§ **TASK DESCRIPTION**:
Repeat the material below word for word and leave out all pictures.

________________________________________

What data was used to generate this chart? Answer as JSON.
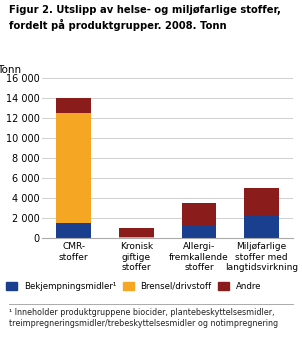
{
  "title": "Figur 2. Utslipp av helse- og miljøfarlige stoffer,\nfordelt på produktgrupper. 2008. Tonn",
  "ylabel": "Tonn",
  "ylim": [
    0,
    16000
  ],
  "yticks": [
    0,
    2000,
    4000,
    6000,
    8000,
    10000,
    12000,
    14000,
    16000
  ],
  "categories": [
    "CMR-\nstoffer",
    "Kronisk\ngiftige\nstoffer",
    "Allergi-\nfremkallende\nstoffer",
    "Miljøfarlige\nstoffer med\nlangtidsvirkning"
  ],
  "series": {
    "Bekjempningsmidler¹": [
      1500,
      50,
      1200,
      2200
    ],
    "Brensel/drivstoff": [
      11000,
      50,
      0,
      0
    ],
    "Andre": [
      1500,
      900,
      2300,
      2800
    ]
  },
  "colors": {
    "Bekjempningsmidler¹": "#1a3f8f",
    "Brensel/drivstoff": "#f5a623",
    "Andre": "#8b1c1c"
  },
  "footnote": "¹ Inneholder produktgruppene biocider, plantebeskyttelsesmidler,\ntreimpregneringsmidler/trebeskyttelsesmidler og notimpregnering",
  "background_color": "#ffffff",
  "grid_color": "#d0d0d0"
}
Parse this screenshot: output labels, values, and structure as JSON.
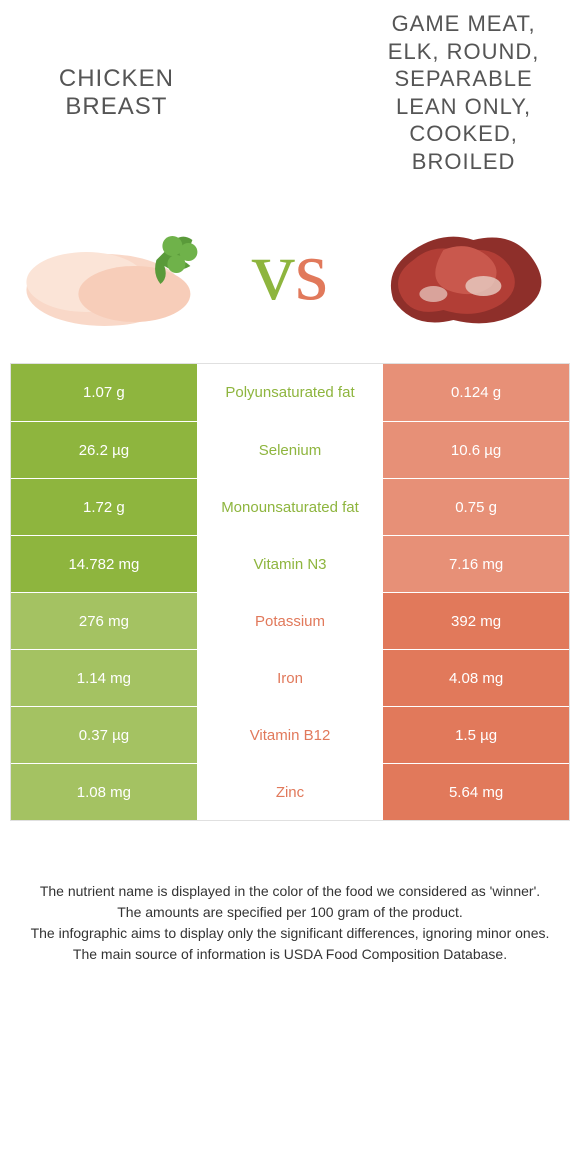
{
  "colors": {
    "left": "#8eb53e",
    "right": "#e1795b",
    "left_dim": "#a4c262",
    "right_dim": "#e79077",
    "mid_text_left": "#8eb53e",
    "mid_text_right": "#e1795b"
  },
  "header": {
    "left_title": "Chicken breast",
    "right_title": "Game meat, elk, round, separable lean only, cooked, broiled"
  },
  "vs": {
    "v": "v",
    "s": "s"
  },
  "rows": [
    {
      "name": "Polyunsaturated fat",
      "left": "1.07 g",
      "right": "0.124 g",
      "winner": "left"
    },
    {
      "name": "Selenium",
      "left": "26.2 µg",
      "right": "10.6 µg",
      "winner": "left"
    },
    {
      "name": "Monounsaturated fat",
      "left": "1.72 g",
      "right": "0.75 g",
      "winner": "left"
    },
    {
      "name": "Vitamin N3",
      "label": "Vitamin N3",
      "name_actual": "Vitamin N3",
      "left": "14.782 mg",
      "right": "7.16 mg",
      "winner": "left"
    },
    {
      "name": "Potassium",
      "left": "276 mg",
      "right": "392 mg",
      "winner": "right"
    },
    {
      "name": "Iron",
      "left": "1.14 mg",
      "right": "4.08 mg",
      "winner": "right"
    },
    {
      "name": "Vitamin B12",
      "left": "0.37 µg",
      "right": "1.5 µg",
      "winner": "right"
    },
    {
      "name": "Zinc",
      "left": "1.08 mg",
      "right": "5.64 mg",
      "winner": "right"
    }
  ],
  "row_labels": [
    "Polyunsaturated fat",
    "Selenium",
    "Monounsaturated fat",
    "Vitamin N3",
    "Potassium",
    "Iron",
    "Vitamin B12",
    "Zinc"
  ],
  "footer": {
    "l1": "The nutrient name is displayed in the color of the food we considered as 'winner'.",
    "l2": "The amounts are specified per 100 gram of the product.",
    "l3": "The infographic aims to display only the significant differences, ignoring minor ones.",
    "l4": "The main source of information is USDA Food Composition Database."
  }
}
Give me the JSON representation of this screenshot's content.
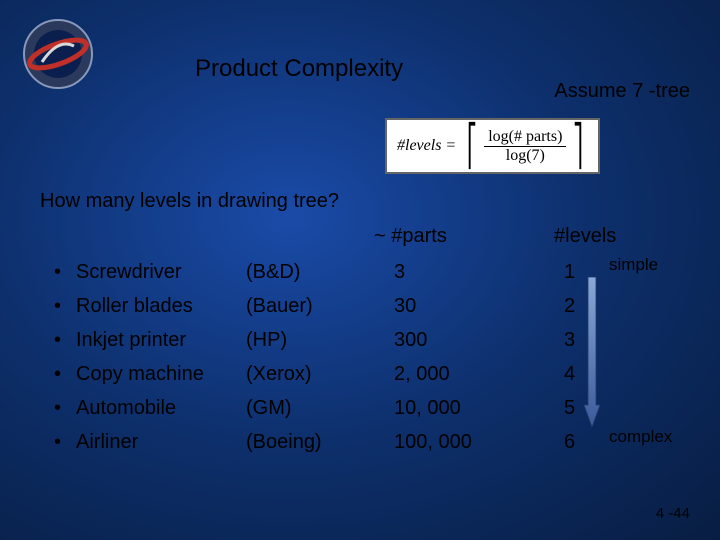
{
  "title": "Product Complexity",
  "assume": "Assume 7 -tree",
  "formula": {
    "lhs": "#levels",
    "numerator": "log(# parts)",
    "denominator": "log(7)"
  },
  "question": "How many levels in drawing tree?",
  "headers": {
    "parts": "~ #parts",
    "levels": "#levels"
  },
  "items": [
    {
      "name": "Screwdriver",
      "maker": "(B&D)",
      "parts": "3",
      "levels": "1"
    },
    {
      "name": "Roller blades",
      "maker": "(Bauer)",
      "parts": "30",
      "levels": "2"
    },
    {
      "name": "Inkjet printer",
      "maker": "(HP)",
      "parts": "300",
      "levels": "3"
    },
    {
      "name": "Copy machine",
      "maker": "(Xerox)",
      "parts": "2, 000",
      "levels": "4"
    },
    {
      "name": "Automobile",
      "maker": "(GM)",
      "parts": "10, 000",
      "levels": "5"
    },
    {
      "name": "Airliner",
      "maker": "(Boeing)",
      "parts": "100, 000",
      "levels": "6"
    }
  ],
  "labels": {
    "simple": "simple",
    "complex": "complex"
  },
  "page": "4 -44",
  "logo": {
    "outer_ring": "#2b3a5c",
    "inner": "#0a1f4d",
    "accent": "#c03028",
    "highlight": "#d8d8d8"
  },
  "arrow_colors": {
    "top": "#8aa8d8",
    "bottom": "#3a5a9a",
    "border": "#233a66"
  }
}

________________________________________

§ **SOLUTION FOR THIS TASK**:
What data was used to generate this chart? Answer as JSON.
{
  "title": "Figur 2. Utslipp av helse- og miljøfarlige stoffer,\nfordelt på produktgrupper. 2008. Tonn",
  "ylabel": "Tonn",
  "ylim": [
    0,
    16000
  ],
  "yticks": [
    0,
    2000,
    4000,
    6000,
    8000,
    10000,
    12000,
    14000,
    16000
  ],
  "categories": [
    "CMR-\nstoffer",
    "Kronisk\ngiftige\nstoffer",
    "Allergi-\nfremkallende\nstoffer",
    "Miljøfarlige\nstoffer med\nlangtidsvirkning"
  ],
  "series": {
    "Bekjempningsmidler¹": [
      1500,
      50,
      1200,
      2200
    ],
    "Brensel/drivstoff": [
      11000,
      50,
      0,
      0
    ],
    "Andre": [
      1500,
      900,
      2300,
      2800
    ]
  },
  "colors": {
    "Bekjempningsmidler¹": "#1a3f8f",
    "Brensel/drivstoff": "#f5a623",
    "Andre": "#8b1c1c"
  },
  "footnote": "¹ Inneholder produktgruppene biocider, plantebeskyttelsesmidler,\ntreimpregneringsmidler/trebeskyttelsesmidler og notimpregnering",
  "background_color": "#ffffff",
  "grid_color": "#d0d0d0"
}
Parse this screenshot: output labels, values, and structure as JSON.
{
  "colors": {
    "left": "#8eb53e",
    "right": "#e1795b",
    "left_dim": "#a4c262",
    "right_dim": "#e79077",
    "mid_text_left": "#8eb53e",
    "mid_text_right": "#e1795b"
  },
  "header": {
    "left_title": "Chicken breast",
    "right_title": "Game meat, elk, round, separable lean only, cooked, broiled"
  },
  "vs": {
    "v": "v",
    "s": "s"
  },
  "rows": [
    {
      "name": "Polyunsaturated fat",
      "left": "1.07 g",
      "right": "0.124 g",
      "winner": "left"
    },
    {
      "name": "Selenium",
      "left": "26.2 µg",
      "right": "10.6 µg",
      "winner": "left"
    },
    {
      "name": "Monounsaturated fat",
      "left": "1.72 g",
      "right": "0.75 g",
      "winner": "left"
    },
    {
      "name": "Vitamin N3",
      "label": "Vitamin N3",
      "name_actual": "Vitamin N3",
      "left": "14.782 mg",
      "right": "7.16 mg",
      "winner": "left"
    },
    {
      "name": "Potassium",
      "left": "276 mg",
      "right": "392 mg",
      "winner": "right"
    },
    {
      "name": "Iron",
      "left": "1.14 mg",
      "right": "4.08 mg",
      "winner": "right"
    },
    {
      "name": "Vitamin B12",
      "left": "0.37 µg",
      "right": "1.5 µg",
      "winner": "right"
    },
    {
      "name": "Zinc",
      "left": "1.08 mg",
      "right": "5.64 mg",
      "winner": "right"
    }
  ],
  "row_labels": [
    "Polyunsaturated fat",
    "Selenium",
    "Monounsaturated fat",
    "Vitamin N3",
    "Potassium",
    "Iron",
    "Vitamin B12",
    "Zinc"
  ],
  "footer": {
    "l1": "The nutrient name is displayed in the color of the food we considered as 'winner'.",
    "l2": "The amounts are specified per 100 gram of the product.",
    "l3": "The infographic aims to display only the significant differences, ignoring minor ones.",
    "l4": "The main source of information is USDA Food Composition Database."
  }
}
Give me the JSON representation of this screenshot's content.
{
  "title": "Product Complexity",
  "assume": "Assume 7 -tree",
  "formula": {
    "lhs": "#levels",
    "numerator": "log(# parts)",
    "denominator": "log(7)"
  },
  "question": "How many levels in drawing tree?",
  "headers": {
    "parts": "~ #parts",
    "levels": "#levels"
  },
  "items": [
    {
      "name": "Screwdriver",
      "maker": "(B&D)",
      "parts": "3",
      "levels": "1"
    },
    {
      "name": "Roller blades",
      "maker": "(Bauer)",
      "parts": "30",
      "levels": "2"
    },
    {
      "name": "Inkjet printer",
      "maker": "(HP)",
      "parts": "300",
      "levels": "3"
    },
    {
      "name": "Copy machine",
      "maker": "(Xerox)",
      "parts": "2, 000",
      "levels": "4"
    },
    {
      "name": "Automobile",
      "maker": "(GM)",
      "parts": "10, 000",
      "levels": "5"
    },
    {
      "name": "Airliner",
      "maker": "(Boeing)",
      "parts": "100, 000",
      "levels": "6"
    }
  ],
  "labels": {
    "simple": "simple",
    "complex": "complex"
  },
  "page": "4 -44",
  "logo": {
    "outer_ring": "#2b3a5c",
    "inner": "#0a1f4d",
    "accent": "#c03028",
    "highlight": "#d8d8d8"
  },
  "arrow_colors": {
    "top": "#8aa8d8",
    "bottom": "#3a5a9a",
    "border": "#233a66"
  }
}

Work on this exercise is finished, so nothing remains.